* **Entries provided**:
— Start —
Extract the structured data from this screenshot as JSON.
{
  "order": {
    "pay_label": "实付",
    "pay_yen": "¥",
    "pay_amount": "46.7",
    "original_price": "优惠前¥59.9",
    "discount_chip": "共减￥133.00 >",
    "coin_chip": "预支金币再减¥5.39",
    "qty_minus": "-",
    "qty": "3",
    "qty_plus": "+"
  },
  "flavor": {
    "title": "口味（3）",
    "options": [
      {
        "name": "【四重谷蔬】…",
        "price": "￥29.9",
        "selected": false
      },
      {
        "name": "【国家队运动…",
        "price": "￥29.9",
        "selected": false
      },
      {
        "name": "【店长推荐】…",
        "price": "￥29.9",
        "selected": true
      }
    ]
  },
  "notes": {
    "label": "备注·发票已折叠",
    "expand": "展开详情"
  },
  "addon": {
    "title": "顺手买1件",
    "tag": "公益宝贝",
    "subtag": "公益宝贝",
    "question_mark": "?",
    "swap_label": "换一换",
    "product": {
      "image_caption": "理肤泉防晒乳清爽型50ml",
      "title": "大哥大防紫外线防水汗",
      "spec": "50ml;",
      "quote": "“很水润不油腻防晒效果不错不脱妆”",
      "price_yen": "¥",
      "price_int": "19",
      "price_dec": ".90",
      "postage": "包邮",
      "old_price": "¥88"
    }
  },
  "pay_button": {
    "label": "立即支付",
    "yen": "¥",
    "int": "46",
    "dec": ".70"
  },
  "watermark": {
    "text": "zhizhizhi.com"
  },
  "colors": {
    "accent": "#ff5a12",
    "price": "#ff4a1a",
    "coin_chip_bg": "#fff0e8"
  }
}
— End —
Reproduce the records above exactly as they appear.

Extract the structured data from this screenshot as JSON.
{
  "order": {
    "pay_label": "实付",
    "pay_yen": "¥",
    "pay_amount": "46.7",
    "original_price": "优惠前¥59.9",
    "discount_chip": "共减￥133.00 >",
    "coin_chip": "预支金币再减¥5.39",
    "qty_minus": "-",
    "qty": "3",
    "qty_plus": "+"
  },
  "flavor": {
    "title": "口味（3）",
    "options": [
      {
        "name": "【四重谷蔬】…",
        "price": "￥29.9",
        "selected": false
      },
      {
        "name": "【国家队运动…",
        "price": "￥29.9",
        "selected": false
      },
      {
        "name": "【店长推荐】…",
        "price": "￥29.9",
        "selected": true
      }
    ]
  },
  "notes": {
    "label": "备注·发票已折叠",
    "expand": "展开详情"
  },
  "addon": {
    "title": "顺手买1件",
    "tag": "公益宝贝",
    "subtag": "公益宝贝",
    "question_mark": "?",
    "swap_label": "换一换",
    "product": {
      "image_caption": "理肤泉防晒乳清爽型50ml",
      "title": "大哥大防紫外线防水汗",
      "spec": "50ml;",
      "quote": "“很水润不油腻防晒效果不错不脱妆”",
      "price_yen": "¥",
      "price_int": "19",
      "price_dec": ".90",
      "postage": "包邮",
      "old_price": "¥88"
    }
  },
  "pay_button": {
    "label": "立即支付",
    "yen": "¥",
    "int": "46",
    "dec": ".70"
  },
  "watermark": {
    "text": "zhizhizhi.com"
  },
  "colors": {
    "accent": "#ff5a12",
    "price": "#ff4a1a",
    "coin_chip_bg": "#fff0e8"
  }
}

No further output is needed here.